··· Information given

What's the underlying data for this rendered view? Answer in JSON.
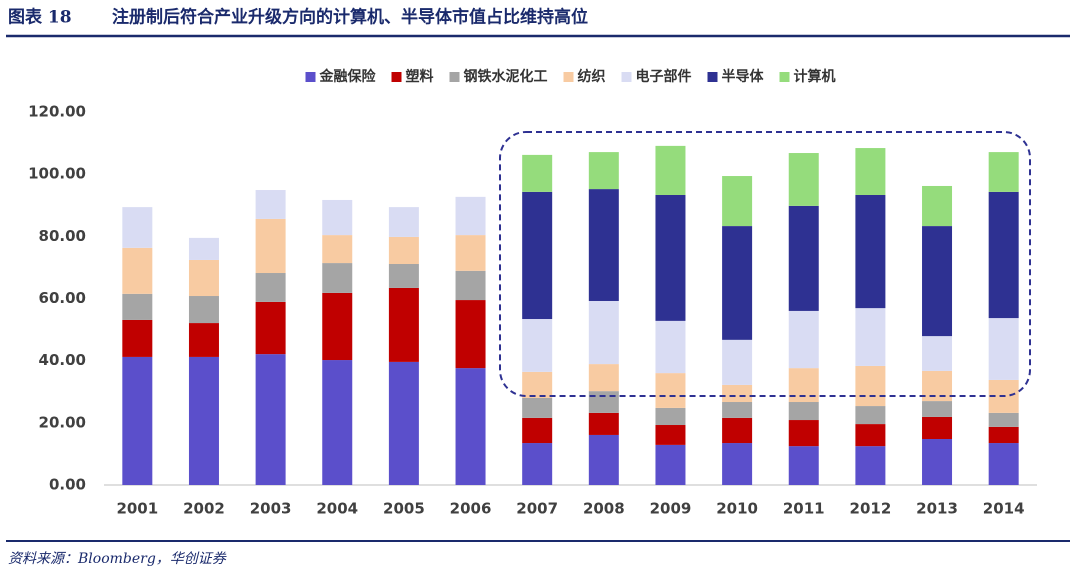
{
  "header": {
    "label": "图表 18",
    "title": "注册制后符合产业升级方向的计算机、半导体市值占比维持高位"
  },
  "source": "资料来源：Bloomberg，华创证券",
  "chart_data": {
    "type": "stacked_bar",
    "categories": [
      "2001",
      "2002",
      "2003",
      "2004",
      "2005",
      "2006",
      "2007",
      "2008",
      "2009",
      "2010",
      "2011",
      "2012",
      "2013",
      "2014"
    ],
    "ylim": [
      0,
      120
    ],
    "yticks": [
      {
        "value": 0,
        "label": "0.00"
      },
      {
        "value": 20,
        "label": "20.00"
      },
      {
        "value": 40,
        "label": "40.00"
      },
      {
        "value": 60,
        "label": "60.00"
      },
      {
        "value": 80,
        "label": "80.00"
      },
      {
        "value": 100,
        "label": "100.00"
      },
      {
        "value": 120,
        "label": "120.00"
      }
    ],
    "grid": false,
    "legend": "top",
    "series": [
      {
        "name": "金融保险",
        "color": "#5b4fcb",
        "values": [
          41.2,
          41.2,
          42.1,
          40.2,
          39.6,
          37.6,
          13.5,
          16.1,
          12.9,
          13.5,
          12.5,
          12.5,
          14.8,
          13.5
        ]
      },
      {
        "name": "塑料",
        "color": "#c00000",
        "values": [
          11.9,
          10.9,
          16.8,
          21.6,
          23.8,
          21.9,
          8.1,
          7.1,
          6.4,
          8.1,
          8.4,
          7.1,
          7.1,
          5.2
        ]
      },
      {
        "name": "钢铁水泥化工",
        "color": "#a5a5a5",
        "values": [
          8.4,
          8.7,
          9.3,
          9.6,
          7.7,
          9.4,
          6.4,
          7.0,
          5.5,
          5.1,
          5.8,
          5.8,
          5.1,
          4.5
        ]
      },
      {
        "name": "纺织",
        "color": "#f8cba2",
        "values": [
          14.8,
          11.6,
          17.4,
          9.0,
          8.7,
          11.5,
          8.4,
          8.7,
          11.2,
          5.5,
          10.9,
          12.9,
          9.7,
          10.6
        ]
      },
      {
        "name": "电子部件",
        "color": "#d9dcf3",
        "values": [
          13.1,
          7.1,
          9.3,
          11.3,
          9.6,
          12.3,
          17.0,
          20.3,
          16.8,
          14.5,
          18.4,
          18.6,
          11.2,
          19.9
        ]
      },
      {
        "name": "半导体",
        "color": "#2e3192",
        "values": [
          0,
          0,
          0,
          0,
          0,
          0,
          40.9,
          36.0,
          40.5,
          36.6,
          33.8,
          36.4,
          35.4,
          40.6
        ]
      },
      {
        "name": "计算机",
        "color": "#95dc7c",
        "values": [
          0,
          0,
          0,
          0,
          0,
          0,
          11.9,
          11.9,
          15.8,
          16.1,
          17.0,
          15.1,
          12.9,
          12.8
        ]
      }
    ]
  }
}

······

Brief =
Copy the material exactly. Do not include the pictures.

Task result =
What's the underlying data for this rendered view? Answer in JSON.
{
  "header": {
    "label": "图表 18",
    "title": "注册制后符合产业升级方向的计算机、半导体市值占比维持高位"
  },
  "source": "资料来源：Bloomberg，华创证券",
  "chart_data": {
    "type": "stacked_bar",
    "categories": [
      "2001",
      "2002",
      "2003",
      "2004",
      "2005",
      "2006",
      "2007",
      "2008",
      "2009",
      "2010",
      "2011",
      "2012",
      "2013",
      "2014"
    ],
    "ylim": [
      0,
      120
    ],
    "yticks": [
      {
        "value": 0,
        "label": "0.00"
      },
      {
        "value": 20,
        "label": "20.00"
      },
      {
        "value": 40,
        "label": "40.00"
      },
      {
        "value": 60,
        "label": "60.00"
      },
      {
        "value": 80,
        "label": "80.00"
      },
      {
        "value": 100,
        "label": "100.00"
      },
      {
        "value": 120,
        "label": "120.00"
      }
    ],
    "grid": false,
    "legend": "top",
    "series": [
      {
        "name": "金融保险",
        "color": "#5b4fcb",
        "values": [
          41.2,
          41.2,
          42.1,
          40.2,
          39.6,
          37.6,
          13.5,
          16.1,
          12.9,
          13.5,
          12.5,
          12.5,
          14.8,
          13.5
        ]
      },
      {
        "name": "塑料",
        "color": "#c00000",
        "values": [
          11.9,
          10.9,
          16.8,
          21.6,
          23.8,
          21.9,
          8.1,
          7.1,
          6.4,
          8.1,
          8.4,
          7.1,
          7.1,
          5.2
        ]
      },
      {
        "name": "钢铁水泥化工",
        "color": "#a5a5a5",
        "values": [
          8.4,
          8.7,
          9.3,
          9.6,
          7.7,
          9.4,
          6.4,
          7.0,
          5.5,
          5.1,
          5.8,
          5.8,
          5.1,
          4.5
        ]
      },
      {
        "name": "纺织",
        "color": "#f8cba2",
        "values": [
          14.8,
          11.6,
          17.4,
          9.0,
          8.7,
          11.5,
          8.4,
          8.7,
          11.2,
          5.5,
          10.9,
          12.9,
          9.7,
          10.6
        ]
      },
      {
        "name": "电子部件",
        "color": "#d9dcf3",
        "values": [
          13.1,
          7.1,
          9.3,
          11.3,
          9.6,
          12.3,
          17.0,
          20.3,
          16.8,
          14.5,
          18.4,
          18.6,
          11.2,
          19.9
        ]
      },
      {
        "name": "半导体",
        "color": "#2e3192",
        "values": [
          0,
          0,
          0,
          0,
          0,
          0,
          40.9,
          36.0,
          40.5,
          36.6,
          33.8,
          36.4,
          35.4,
          40.6
        ]
      },
      {
        "name": "计算机",
        "color": "#95dc7c",
        "values": [
          0,
          0,
          0,
          0,
          0,
          0,
          11.9,
          11.9,
          15.8,
          16.1,
          17.0,
          15.1,
          12.9,
          12.8
        ]
      }
    ]
  }
}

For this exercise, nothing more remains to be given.